** Begin **

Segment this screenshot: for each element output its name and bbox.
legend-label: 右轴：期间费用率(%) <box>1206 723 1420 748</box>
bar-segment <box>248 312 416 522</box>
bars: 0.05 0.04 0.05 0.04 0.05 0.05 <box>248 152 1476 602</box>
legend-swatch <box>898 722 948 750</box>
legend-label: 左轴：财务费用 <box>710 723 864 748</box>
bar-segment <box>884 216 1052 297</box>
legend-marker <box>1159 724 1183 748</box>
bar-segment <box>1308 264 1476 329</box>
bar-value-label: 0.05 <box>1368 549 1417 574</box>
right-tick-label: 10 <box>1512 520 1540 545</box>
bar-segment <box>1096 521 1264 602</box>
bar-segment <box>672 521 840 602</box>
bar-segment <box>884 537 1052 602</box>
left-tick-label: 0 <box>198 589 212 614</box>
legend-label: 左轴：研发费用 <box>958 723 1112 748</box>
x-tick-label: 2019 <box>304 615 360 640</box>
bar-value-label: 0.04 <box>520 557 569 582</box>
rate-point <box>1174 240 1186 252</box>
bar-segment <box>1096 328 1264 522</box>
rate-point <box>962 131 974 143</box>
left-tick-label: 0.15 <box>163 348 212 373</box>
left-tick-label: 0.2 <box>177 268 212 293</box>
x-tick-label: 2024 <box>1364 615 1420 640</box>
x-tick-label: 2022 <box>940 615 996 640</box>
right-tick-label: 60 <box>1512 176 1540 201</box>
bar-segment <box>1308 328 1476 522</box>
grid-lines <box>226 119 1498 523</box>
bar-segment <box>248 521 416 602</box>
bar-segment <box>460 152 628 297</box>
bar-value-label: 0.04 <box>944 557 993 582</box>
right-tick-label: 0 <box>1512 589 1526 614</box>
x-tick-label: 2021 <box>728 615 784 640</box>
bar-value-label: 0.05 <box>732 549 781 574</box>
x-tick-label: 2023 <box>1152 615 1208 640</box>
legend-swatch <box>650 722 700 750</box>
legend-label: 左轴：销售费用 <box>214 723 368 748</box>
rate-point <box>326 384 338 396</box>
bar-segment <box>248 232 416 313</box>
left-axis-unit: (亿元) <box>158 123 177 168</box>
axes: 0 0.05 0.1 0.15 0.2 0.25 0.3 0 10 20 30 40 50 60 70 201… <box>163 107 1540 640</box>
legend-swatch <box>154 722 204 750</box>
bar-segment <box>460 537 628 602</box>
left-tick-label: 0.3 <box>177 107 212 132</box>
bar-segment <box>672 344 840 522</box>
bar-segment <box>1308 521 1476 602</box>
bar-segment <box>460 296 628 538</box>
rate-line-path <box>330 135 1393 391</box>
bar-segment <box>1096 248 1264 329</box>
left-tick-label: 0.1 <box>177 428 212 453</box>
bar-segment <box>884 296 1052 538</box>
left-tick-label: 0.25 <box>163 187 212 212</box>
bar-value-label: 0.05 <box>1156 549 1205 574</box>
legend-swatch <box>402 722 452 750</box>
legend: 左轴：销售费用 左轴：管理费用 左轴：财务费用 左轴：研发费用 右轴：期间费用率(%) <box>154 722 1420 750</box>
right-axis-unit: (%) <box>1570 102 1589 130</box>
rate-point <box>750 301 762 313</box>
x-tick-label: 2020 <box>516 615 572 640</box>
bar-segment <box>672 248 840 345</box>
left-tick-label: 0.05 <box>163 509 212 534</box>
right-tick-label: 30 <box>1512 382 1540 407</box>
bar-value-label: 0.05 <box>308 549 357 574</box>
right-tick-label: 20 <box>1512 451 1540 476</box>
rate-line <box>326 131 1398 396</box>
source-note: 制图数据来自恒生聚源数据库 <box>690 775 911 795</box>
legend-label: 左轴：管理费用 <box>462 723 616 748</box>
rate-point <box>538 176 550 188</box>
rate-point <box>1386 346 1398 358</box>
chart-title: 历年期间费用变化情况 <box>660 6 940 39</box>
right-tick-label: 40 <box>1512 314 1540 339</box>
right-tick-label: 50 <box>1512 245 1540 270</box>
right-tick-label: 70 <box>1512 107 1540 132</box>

** End **

• SHORT TASK: Copy every item above line for line, with no changes.

• FINAL RESULT:
Segment this screenshot: for each element output its name and bbox.
legend-label: 右轴：期间费用率(%) <box>1206 723 1420 748</box>
bar-segment <box>248 312 416 522</box>
bars: 0.05 0.04 0.05 0.04 0.05 0.05 <box>248 152 1476 602</box>
legend-swatch <box>898 722 948 750</box>
legend-label: 左轴：财务费用 <box>710 723 864 748</box>
bar-segment <box>884 216 1052 297</box>
legend-marker <box>1159 724 1183 748</box>
bar-segment <box>1308 264 1476 329</box>
bar-value-label: 0.05 <box>1368 549 1417 574</box>
right-tick-label: 10 <box>1512 520 1540 545</box>
bar-segment <box>1096 521 1264 602</box>
bar-segment <box>672 521 840 602</box>
bar-segment <box>884 537 1052 602</box>
left-tick-label: 0 <box>198 589 212 614</box>
legend-label: 左轴：研发费用 <box>958 723 1112 748</box>
x-tick-label: 2019 <box>304 615 360 640</box>
bar-value-label: 0.04 <box>520 557 569 582</box>
rate-point <box>1174 240 1186 252</box>
bar-segment <box>1096 328 1264 522</box>
rate-point <box>962 131 974 143</box>
left-tick-label: 0.15 <box>163 348 212 373</box>
left-tick-label: 0.2 <box>177 268 212 293</box>
x-tick-label: 2024 <box>1364 615 1420 640</box>
x-tick-label: 2022 <box>940 615 996 640</box>
right-tick-label: 60 <box>1512 176 1540 201</box>
bar-segment <box>1308 328 1476 522</box>
grid-lines <box>226 119 1498 523</box>
bar-segment <box>248 521 416 602</box>
bar-segment <box>460 152 628 297</box>
bar-value-label: 0.04 <box>944 557 993 582</box>
right-tick-label: 0 <box>1512 589 1526 614</box>
x-tick-label: 2021 <box>728 615 784 640</box>
bar-value-label: 0.05 <box>732 549 781 574</box>
x-tick-label: 2023 <box>1152 615 1208 640</box>
legend-swatch <box>650 722 700 750</box>
legend-label: 左轴：销售费用 <box>214 723 368 748</box>
rate-point <box>326 384 338 396</box>
bar-segment <box>248 232 416 313</box>
left-axis-unit: (亿元) <box>158 123 177 168</box>
axes: 0 0.05 0.1 0.15 0.2 0.25 0.3 0 10 20 30 40 50 60 70 201… <box>163 107 1540 640</box>
legend-swatch <box>154 722 204 750</box>
bar-segment <box>460 537 628 602</box>
left-tick-label: 0.3 <box>177 107 212 132</box>
bar-segment <box>672 344 840 522</box>
bar-segment <box>1308 521 1476 602</box>
bar-segment <box>460 296 628 538</box>
rate-line-path <box>330 135 1393 391</box>
bar-segment <box>1096 248 1264 329</box>
left-tick-label: 0.1 <box>177 428 212 453</box>
bar-segment <box>884 296 1052 538</box>
left-tick-label: 0.25 <box>163 187 212 212</box>
bar-value-label: 0.05 <box>1156 549 1205 574</box>
legend-swatch <box>402 722 452 750</box>
legend: 左轴：销售费用 左轴：管理费用 左轴：财务费用 左轴：研发费用 右轴：期间费用率(%) <box>154 722 1420 750</box>
right-axis-unit: (%) <box>1570 102 1589 130</box>
rate-point <box>750 301 762 313</box>
x-tick-label: 2020 <box>516 615 572 640</box>
bar-segment <box>672 248 840 345</box>
left-tick-label: 0.05 <box>163 509 212 534</box>
right-tick-label: 30 <box>1512 382 1540 407</box>
bar-value-label: 0.05 <box>308 549 357 574</box>
right-tick-label: 20 <box>1512 451 1540 476</box>
rate-line <box>326 131 1398 396</box>
source-note: 制图数据来自恒生聚源数据库 <box>690 775 911 795</box>
legend-label: 左轴：管理费用 <box>462 723 616 748</box>
rate-point <box>538 176 550 188</box>
rate-point <box>1386 346 1398 358</box>
chart-title: 历年期间费用变化情况 <box>660 6 940 39</box>
right-tick-label: 40 <box>1512 314 1540 339</box>
right-tick-label: 50 <box>1512 245 1540 270</box>
right-tick-label: 70 <box>1512 107 1540 132</box>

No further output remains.